DATA ENTRIES:
** Begin **

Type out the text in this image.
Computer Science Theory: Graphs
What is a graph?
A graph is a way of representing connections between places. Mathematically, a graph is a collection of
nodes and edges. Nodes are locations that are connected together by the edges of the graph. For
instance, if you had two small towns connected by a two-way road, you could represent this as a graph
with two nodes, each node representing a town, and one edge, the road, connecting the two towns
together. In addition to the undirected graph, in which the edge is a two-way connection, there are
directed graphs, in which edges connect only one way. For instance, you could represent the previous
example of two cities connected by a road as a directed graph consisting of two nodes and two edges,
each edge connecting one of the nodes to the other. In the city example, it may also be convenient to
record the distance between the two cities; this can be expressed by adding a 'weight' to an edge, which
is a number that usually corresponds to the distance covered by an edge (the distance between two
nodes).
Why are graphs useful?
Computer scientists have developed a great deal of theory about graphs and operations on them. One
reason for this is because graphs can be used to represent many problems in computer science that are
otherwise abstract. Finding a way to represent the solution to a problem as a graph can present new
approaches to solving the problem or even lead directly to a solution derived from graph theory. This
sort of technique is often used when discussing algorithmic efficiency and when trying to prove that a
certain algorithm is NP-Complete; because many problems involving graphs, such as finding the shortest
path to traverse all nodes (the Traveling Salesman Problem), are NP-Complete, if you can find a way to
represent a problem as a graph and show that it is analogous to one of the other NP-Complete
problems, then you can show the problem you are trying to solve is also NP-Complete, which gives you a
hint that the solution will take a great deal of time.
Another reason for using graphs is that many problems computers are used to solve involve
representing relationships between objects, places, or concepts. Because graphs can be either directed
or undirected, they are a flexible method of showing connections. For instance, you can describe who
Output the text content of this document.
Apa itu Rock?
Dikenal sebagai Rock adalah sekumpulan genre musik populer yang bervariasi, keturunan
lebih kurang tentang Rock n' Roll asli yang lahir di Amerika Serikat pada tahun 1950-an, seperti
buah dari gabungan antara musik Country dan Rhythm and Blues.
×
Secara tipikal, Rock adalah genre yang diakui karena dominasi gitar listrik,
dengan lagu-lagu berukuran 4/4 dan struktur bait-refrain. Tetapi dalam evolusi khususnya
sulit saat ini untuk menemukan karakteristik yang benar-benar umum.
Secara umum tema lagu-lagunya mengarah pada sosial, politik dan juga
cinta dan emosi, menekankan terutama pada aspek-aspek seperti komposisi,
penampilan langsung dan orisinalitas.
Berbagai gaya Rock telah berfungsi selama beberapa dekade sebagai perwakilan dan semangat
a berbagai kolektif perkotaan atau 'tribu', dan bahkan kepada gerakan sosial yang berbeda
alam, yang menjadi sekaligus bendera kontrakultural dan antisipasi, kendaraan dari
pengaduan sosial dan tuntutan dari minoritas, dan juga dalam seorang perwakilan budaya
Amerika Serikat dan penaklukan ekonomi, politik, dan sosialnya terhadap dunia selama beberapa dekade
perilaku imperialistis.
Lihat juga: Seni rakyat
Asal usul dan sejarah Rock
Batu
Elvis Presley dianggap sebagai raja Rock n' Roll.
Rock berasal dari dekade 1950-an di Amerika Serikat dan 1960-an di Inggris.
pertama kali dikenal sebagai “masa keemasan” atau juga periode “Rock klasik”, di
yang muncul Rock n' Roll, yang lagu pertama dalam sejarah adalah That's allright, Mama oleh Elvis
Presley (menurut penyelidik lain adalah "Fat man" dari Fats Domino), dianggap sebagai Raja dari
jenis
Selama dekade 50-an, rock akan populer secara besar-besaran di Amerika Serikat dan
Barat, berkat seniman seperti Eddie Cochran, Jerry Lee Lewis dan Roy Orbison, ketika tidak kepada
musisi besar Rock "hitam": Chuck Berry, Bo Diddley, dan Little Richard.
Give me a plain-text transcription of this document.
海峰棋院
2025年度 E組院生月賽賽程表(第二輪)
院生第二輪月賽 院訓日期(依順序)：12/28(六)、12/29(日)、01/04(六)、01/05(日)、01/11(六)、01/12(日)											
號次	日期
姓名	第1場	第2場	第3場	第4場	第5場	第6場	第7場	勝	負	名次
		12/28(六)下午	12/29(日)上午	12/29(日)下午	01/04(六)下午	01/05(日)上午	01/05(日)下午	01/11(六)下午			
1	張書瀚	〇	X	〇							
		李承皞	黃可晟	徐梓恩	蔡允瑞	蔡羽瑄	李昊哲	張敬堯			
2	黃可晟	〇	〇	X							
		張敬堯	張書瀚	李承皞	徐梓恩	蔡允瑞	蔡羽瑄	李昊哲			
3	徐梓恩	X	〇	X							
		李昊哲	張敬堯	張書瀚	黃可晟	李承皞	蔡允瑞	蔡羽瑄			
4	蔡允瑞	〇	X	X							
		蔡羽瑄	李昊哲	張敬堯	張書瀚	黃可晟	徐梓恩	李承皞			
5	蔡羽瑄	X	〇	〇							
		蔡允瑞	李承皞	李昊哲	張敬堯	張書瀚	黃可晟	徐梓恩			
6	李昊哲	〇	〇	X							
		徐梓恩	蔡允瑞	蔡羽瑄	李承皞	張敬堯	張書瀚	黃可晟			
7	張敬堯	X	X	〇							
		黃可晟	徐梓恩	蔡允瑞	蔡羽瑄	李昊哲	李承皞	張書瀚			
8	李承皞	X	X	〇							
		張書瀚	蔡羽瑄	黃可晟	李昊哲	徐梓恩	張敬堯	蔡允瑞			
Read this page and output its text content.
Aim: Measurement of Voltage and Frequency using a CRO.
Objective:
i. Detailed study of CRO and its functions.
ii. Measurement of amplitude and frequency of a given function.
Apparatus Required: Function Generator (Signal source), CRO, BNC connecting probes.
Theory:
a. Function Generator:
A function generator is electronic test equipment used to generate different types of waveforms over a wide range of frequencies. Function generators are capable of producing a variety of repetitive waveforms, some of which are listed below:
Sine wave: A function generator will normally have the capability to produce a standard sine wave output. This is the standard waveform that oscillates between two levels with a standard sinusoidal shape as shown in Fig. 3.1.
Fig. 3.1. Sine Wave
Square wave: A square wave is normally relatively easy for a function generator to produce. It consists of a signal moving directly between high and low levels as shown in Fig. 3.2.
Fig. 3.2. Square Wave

** End **

REQUIRED TASK: Return every line containing "with".

PROBLEM SOLUTION:
with two nodes, each node representing a town, and one edge, the road, connecting the two towns
Sine wave: A function generator will normally have the capability to produce a standard sine wave output. This is the standard waveform that oscillates between two levels with a standard sinusoidal shape as shown in Fig. 3.1.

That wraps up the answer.